**Short exercise:** Go over the listing below line by line and tally those containing "properties". Give only the tally.

+ + + + + + +

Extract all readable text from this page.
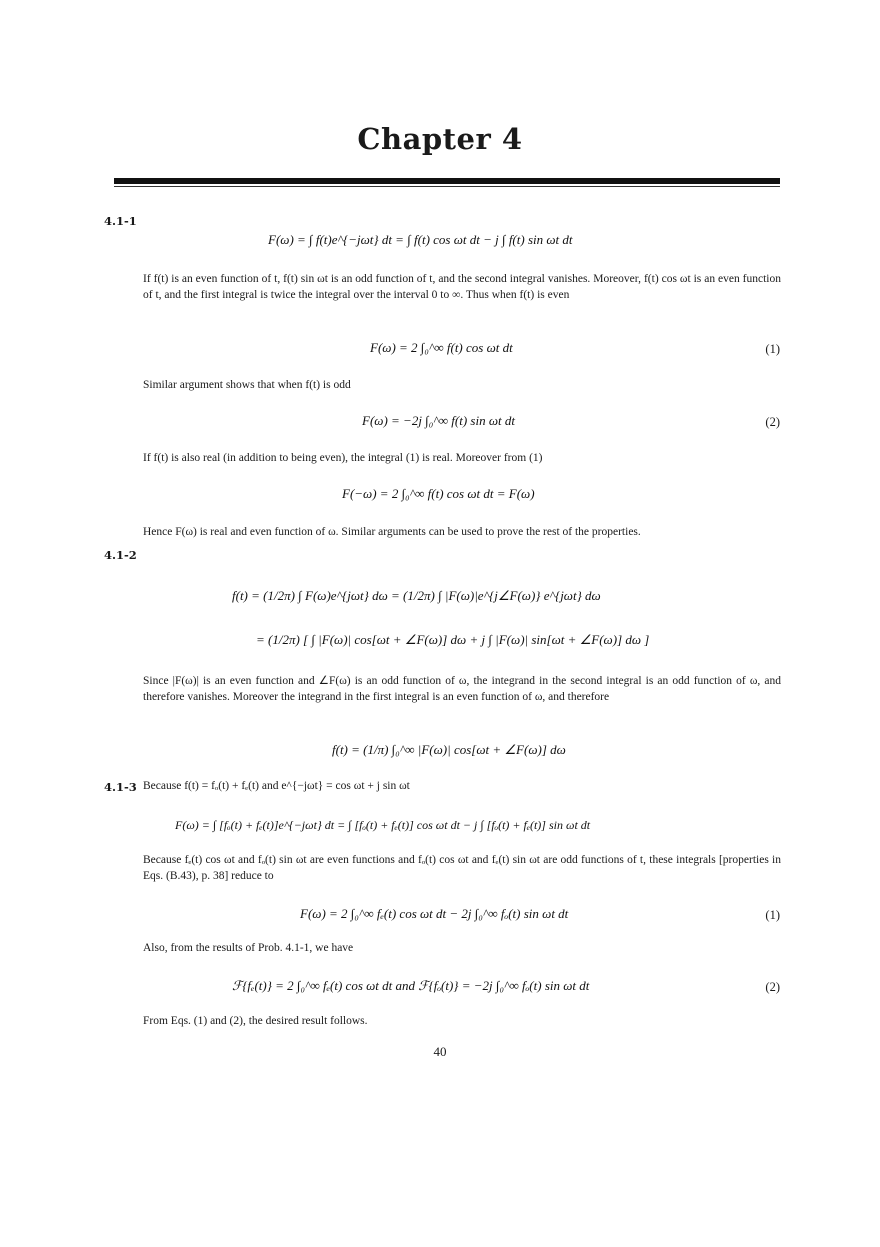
Chapter 4
4.1-1
F(ω) = ∫ f(t)e^{−jωt} dt = ∫ f(t) cos ωt dt − j ∫ f(t) sin ωt dt
If f(t) is an even function of t, f(t) sin ωt is an odd function of t, and the second integral vanishes. Moreover, f(t) cos ωt is an even function of t, and the first integral is twice the integral over the interval 0 to ∞. Thus when f(t) is even
F(ω) = 2 ∫₀^∞ f(t) cos ωt dt	(1)
Similar argument shows that when f(t) is odd
F(ω) = −2j ∫₀^∞ f(t) sin ωt dt	(2)
If f(t) is also real (in addition to being even), the integral (1) is real. Moreover from (1)
F(−ω) = 2 ∫₀^∞ f(t) cos ωt dt = F(ω)
Hence F(ω) is real and even function of ω. Similar arguments can be used to prove the rest of the properties.
4.1-2
f(t) = (1/2π) ∫ F(ω)e^{jωt} dω = (1/2π) ∫ |F(ω)|e^{j∠F(ω)} e^{jωt} dω
= (1/2π) [ ∫ |F(ω)| cos[ωt + ∠F(ω)] dω + j ∫ |F(ω)| sin[ωt + ∠F(ω)] dω ]
Since |F(ω)| is an even function and ∠F(ω) is an odd function of ω, the integrand in the second integral is an odd function of ω, and therefore vanishes. Moreover the integrand in the first integral is an even function of ω, and therefore
f(t) = (1/π) ∫₀^∞ |F(ω)| cos[ωt + ∠F(ω)] dω
4.1-3 Because f(t) = fₒ(t) + fₑ(t) and e^{−jωt} = cos ωt + j sin ωt
F(ω) = ∫ [fₒ(t) + fₑ(t)]e^{−jωt} dt = ∫ [fₒ(t) + fₑ(t)] cos ωt dt − j ∫ [fₒ(t) + fₑ(t)] sin ωt dt
Because fₑ(t) cos ωt and fₒ(t) sin ωt are even functions and fₒ(t) cos ωt and fₑ(t) sin ωt are odd functions of t, these integrals [properties in Eqs. (B.43), p. 38] reduce to
F(ω) = 2 ∫₀^∞ fₑ(t) cos ωt dt − 2j ∫₀^∞ fₒ(t) sin ωt dt	(1)
Also, from the results of Prob. 4.1-1, we have
ℱ{fₑ(t)} = 2 ∫₀^∞ fₑ(t) cos ωt dt and ℱ{fₒ(t)} = −2j ∫₀^∞ fₒ(t) sin ωt dt	(2)
From Eqs. (1) and (2), the desired result follows.
40
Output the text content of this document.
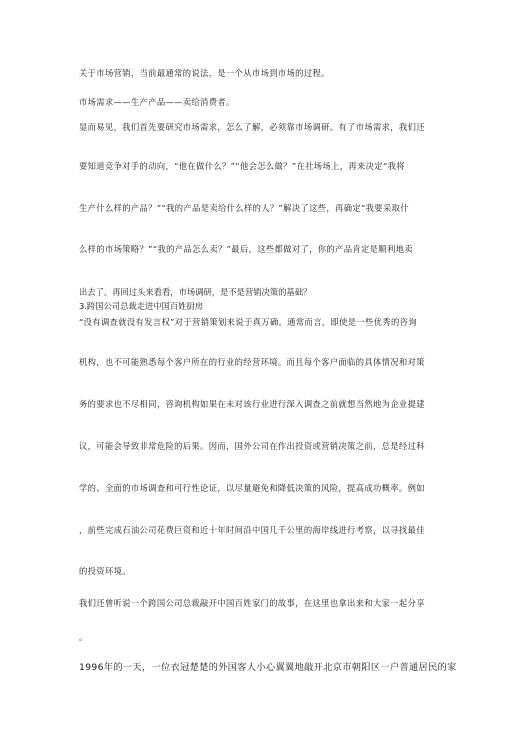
关于市场营销，当前最通常的说法，是一个从市场到市场的过程。

市场需求——生产产品——卖给消费者。

显而易见，我们首先要研究市场需求，怎么了解，必须靠市场调研。有了市场需求，我们还

要知道竞争对手的动向，“他在做什么？”“他会怎么做？”在社场场上，再来决定“我将

生产什么样的产品？”“我的产品是卖给什么样的人？”解决了这些，再确定“我要采取什

么样的市场策略？”“我的产品怎么卖？”最后，这些都做对了，你的产品肯定是顺利地卖

出去了。再回过头来看看，市场调研，是不是营销决策的基础？

3.跨国公司总裁走进中国百姓厨房

“没有调查就没有发言权”对于营销策划来说于真万确。通常而言，即使是一些优秀的咨询

机构，也不可能熟悉每个客户所在的行业的经营环境。而且每个客户面临的具体情况和对策

务的要求也不尽相同，咨询机构如果在未对该行业进行深入调查之前就想当然地为企业提建

议，可能会导致非常危险的后果。因而，国外公司在作出投资或营销决策之前，总是经过科

学的、全面的市场调查和可行性论证，以尽量避免和降低决策的风险，提高成功概率。例如

，前些完成石油公司花费巨资和近十年时间沿中国几千公里的海岸线进行考察，以寻找最佳

的投资环境。

我们还曾听说一个跨国公司总裁敲开中国百姓家门的故事，在这里也拿出来和大家一起分享

。

1996年的一天，一位衣冠楚楚的外国客人小心翼翼地敲开北京市朝阳区一户普通居民的家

+ + + + + + +

**Reply to the exercise:** 2